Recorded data

__________________________________________________

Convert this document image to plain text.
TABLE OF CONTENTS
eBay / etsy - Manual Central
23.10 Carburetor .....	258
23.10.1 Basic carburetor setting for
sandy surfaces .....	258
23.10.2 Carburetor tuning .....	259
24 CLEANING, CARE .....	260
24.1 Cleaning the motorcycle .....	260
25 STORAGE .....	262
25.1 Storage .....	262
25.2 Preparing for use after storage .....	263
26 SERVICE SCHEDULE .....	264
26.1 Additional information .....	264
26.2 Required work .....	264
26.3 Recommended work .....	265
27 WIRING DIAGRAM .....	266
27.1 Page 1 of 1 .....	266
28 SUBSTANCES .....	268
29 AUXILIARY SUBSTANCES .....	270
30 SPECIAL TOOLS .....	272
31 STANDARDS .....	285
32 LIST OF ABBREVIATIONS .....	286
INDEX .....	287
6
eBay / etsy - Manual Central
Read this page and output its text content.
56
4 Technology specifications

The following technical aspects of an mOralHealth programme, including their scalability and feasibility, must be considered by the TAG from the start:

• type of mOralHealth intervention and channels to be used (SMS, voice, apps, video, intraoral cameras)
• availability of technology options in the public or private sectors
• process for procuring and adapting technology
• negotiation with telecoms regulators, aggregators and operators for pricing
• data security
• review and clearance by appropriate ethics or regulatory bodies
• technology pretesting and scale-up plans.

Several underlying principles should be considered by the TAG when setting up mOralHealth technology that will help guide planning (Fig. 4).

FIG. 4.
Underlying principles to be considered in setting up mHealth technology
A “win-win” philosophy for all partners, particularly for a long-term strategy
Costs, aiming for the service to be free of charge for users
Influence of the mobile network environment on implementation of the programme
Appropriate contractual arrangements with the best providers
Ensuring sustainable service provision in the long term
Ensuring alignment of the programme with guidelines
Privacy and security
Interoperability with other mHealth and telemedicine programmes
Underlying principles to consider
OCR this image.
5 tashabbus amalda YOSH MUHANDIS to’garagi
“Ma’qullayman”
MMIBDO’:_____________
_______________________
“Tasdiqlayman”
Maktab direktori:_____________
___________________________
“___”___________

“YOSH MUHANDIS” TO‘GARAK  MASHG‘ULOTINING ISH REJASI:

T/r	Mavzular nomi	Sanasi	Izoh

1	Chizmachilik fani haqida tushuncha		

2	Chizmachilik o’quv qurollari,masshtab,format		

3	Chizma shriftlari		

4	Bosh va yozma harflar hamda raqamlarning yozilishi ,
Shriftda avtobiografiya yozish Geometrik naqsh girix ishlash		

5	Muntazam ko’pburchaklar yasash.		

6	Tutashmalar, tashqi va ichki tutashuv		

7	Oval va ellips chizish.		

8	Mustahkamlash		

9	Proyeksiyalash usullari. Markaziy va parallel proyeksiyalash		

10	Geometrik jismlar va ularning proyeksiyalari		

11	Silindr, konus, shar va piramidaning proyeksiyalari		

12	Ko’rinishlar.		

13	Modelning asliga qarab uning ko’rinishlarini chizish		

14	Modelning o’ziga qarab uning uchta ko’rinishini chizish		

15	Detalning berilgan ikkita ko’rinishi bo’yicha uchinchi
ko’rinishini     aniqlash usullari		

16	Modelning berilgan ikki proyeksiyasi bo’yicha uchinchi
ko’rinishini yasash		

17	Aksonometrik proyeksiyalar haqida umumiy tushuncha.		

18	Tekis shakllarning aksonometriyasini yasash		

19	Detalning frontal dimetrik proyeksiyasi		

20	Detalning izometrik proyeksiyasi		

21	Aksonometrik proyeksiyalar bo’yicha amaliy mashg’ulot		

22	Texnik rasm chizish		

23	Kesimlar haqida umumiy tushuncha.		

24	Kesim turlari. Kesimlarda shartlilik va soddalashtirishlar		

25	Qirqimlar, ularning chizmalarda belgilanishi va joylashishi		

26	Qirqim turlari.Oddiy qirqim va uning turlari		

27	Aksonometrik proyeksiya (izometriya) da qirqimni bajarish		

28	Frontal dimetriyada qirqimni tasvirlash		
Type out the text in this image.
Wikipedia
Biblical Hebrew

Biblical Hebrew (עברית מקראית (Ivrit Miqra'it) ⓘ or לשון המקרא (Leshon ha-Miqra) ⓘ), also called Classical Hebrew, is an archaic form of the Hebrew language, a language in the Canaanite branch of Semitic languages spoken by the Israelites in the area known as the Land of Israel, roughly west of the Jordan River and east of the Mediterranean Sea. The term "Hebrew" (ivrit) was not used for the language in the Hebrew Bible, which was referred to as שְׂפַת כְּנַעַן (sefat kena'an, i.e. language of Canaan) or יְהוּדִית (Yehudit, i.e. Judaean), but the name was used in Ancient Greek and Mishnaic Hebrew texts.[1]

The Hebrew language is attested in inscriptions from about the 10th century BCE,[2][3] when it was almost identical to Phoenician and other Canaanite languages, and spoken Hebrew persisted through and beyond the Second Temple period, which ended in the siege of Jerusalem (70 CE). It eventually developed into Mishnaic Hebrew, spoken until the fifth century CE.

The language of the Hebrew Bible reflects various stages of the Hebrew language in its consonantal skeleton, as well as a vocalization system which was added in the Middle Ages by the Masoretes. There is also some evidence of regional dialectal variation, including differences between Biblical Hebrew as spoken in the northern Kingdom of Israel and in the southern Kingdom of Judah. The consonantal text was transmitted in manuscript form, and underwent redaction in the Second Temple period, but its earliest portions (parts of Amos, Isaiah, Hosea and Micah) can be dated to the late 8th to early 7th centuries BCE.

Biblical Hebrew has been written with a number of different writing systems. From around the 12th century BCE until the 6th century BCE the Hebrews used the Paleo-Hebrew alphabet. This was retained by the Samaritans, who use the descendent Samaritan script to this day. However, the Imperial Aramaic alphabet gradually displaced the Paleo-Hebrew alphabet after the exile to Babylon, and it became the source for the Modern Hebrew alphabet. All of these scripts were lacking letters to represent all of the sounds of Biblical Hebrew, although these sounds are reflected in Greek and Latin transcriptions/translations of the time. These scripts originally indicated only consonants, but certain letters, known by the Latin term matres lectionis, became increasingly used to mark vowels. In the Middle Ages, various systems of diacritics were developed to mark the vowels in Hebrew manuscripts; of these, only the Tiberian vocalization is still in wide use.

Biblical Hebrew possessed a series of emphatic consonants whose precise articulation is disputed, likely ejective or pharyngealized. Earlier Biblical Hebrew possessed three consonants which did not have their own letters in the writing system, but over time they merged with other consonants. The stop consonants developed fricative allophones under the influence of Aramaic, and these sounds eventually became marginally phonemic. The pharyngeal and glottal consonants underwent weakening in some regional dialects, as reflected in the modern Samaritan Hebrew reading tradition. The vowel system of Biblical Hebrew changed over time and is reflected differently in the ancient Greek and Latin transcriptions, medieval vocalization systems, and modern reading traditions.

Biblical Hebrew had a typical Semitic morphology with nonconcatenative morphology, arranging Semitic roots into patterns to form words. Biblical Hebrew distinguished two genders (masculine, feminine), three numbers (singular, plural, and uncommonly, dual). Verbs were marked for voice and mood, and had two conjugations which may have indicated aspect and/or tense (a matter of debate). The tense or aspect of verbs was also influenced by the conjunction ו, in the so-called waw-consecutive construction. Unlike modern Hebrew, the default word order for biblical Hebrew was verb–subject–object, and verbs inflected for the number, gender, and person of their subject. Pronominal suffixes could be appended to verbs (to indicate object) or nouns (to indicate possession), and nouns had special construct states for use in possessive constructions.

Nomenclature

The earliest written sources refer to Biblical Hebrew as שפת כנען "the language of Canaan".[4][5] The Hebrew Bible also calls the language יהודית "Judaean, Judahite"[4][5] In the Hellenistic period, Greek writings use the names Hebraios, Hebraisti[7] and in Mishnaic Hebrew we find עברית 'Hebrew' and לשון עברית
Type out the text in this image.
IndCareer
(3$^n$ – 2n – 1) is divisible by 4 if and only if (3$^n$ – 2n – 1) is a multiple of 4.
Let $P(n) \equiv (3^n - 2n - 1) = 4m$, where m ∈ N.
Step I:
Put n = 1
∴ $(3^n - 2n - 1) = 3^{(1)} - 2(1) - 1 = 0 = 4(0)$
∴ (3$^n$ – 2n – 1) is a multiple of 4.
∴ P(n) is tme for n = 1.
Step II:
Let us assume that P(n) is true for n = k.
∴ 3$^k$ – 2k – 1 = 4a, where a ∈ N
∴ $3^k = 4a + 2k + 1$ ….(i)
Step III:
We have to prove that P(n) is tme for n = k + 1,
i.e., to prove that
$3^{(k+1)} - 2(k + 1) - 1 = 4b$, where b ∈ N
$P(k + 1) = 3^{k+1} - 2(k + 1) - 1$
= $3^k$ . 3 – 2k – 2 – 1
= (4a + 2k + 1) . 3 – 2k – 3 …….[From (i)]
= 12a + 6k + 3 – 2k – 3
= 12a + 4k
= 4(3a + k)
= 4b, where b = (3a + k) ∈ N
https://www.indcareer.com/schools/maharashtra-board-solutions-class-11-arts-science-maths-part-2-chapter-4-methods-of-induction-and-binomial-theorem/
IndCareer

__________________________________________________

Tally the lines of the material above that contain the word "mOralHealth" and report the total alone.

3